----- Exercise inputs

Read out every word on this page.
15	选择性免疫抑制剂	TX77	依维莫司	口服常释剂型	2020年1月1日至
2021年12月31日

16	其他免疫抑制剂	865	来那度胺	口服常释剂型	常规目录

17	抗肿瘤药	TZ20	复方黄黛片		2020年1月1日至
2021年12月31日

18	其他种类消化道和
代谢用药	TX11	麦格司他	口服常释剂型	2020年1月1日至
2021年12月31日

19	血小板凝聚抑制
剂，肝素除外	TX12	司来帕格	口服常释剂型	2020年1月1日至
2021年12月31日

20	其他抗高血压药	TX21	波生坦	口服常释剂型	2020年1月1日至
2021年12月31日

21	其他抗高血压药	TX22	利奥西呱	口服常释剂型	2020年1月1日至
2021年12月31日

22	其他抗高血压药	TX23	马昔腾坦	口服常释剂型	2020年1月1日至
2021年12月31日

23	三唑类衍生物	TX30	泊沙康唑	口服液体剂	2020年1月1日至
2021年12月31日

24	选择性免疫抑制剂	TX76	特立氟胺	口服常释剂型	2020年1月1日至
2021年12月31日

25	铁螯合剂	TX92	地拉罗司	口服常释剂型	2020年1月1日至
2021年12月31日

----------

Do this. The records above should be restated word for word, please.

Written reply.
Read out every word on this page.
15	选择性免疫抑制剂	TX77	依维莫司	口服常释剂型	2020年1月1日至
2021年12月31日

16	其他免疫抑制剂	865	来那度胺	口服常释剂型	常规目录

17	抗肿瘤药	TZ20	复方黄黛片		2020年1月1日至
2021年12月31日

18	其他种类消化道和
代谢用药	TX11	麦格司他	口服常释剂型	2020年1月1日至
2021年12月31日

19	血小板凝聚抑制
剂，肝素除外	TX12	司来帕格	口服常释剂型	2020年1月1日至
2021年12月31日

20	其他抗高血压药	TX21	波生坦	口服常释剂型	2020年1月1日至
2021年12月31日

21	其他抗高血压药	TX22	利奥西呱	口服常释剂型	2020年1月1日至
2021年12月31日

22	其他抗高血压药	TX23	马昔腾坦	口服常释剂型	2020年1月1日至
2021年12月31日

23	三唑类衍生物	TX30	泊沙康唑	口服液体剂	2020年1月1日至
2021年12月31日

24	选择性免疫抑制剂	TX76	特立氟胺	口服常释剂型	2020年1月1日至
2021年12月31日

25	铁螯合剂	TX92	地拉罗司	口服常释剂型	2020年1月1日至
2021年12月31日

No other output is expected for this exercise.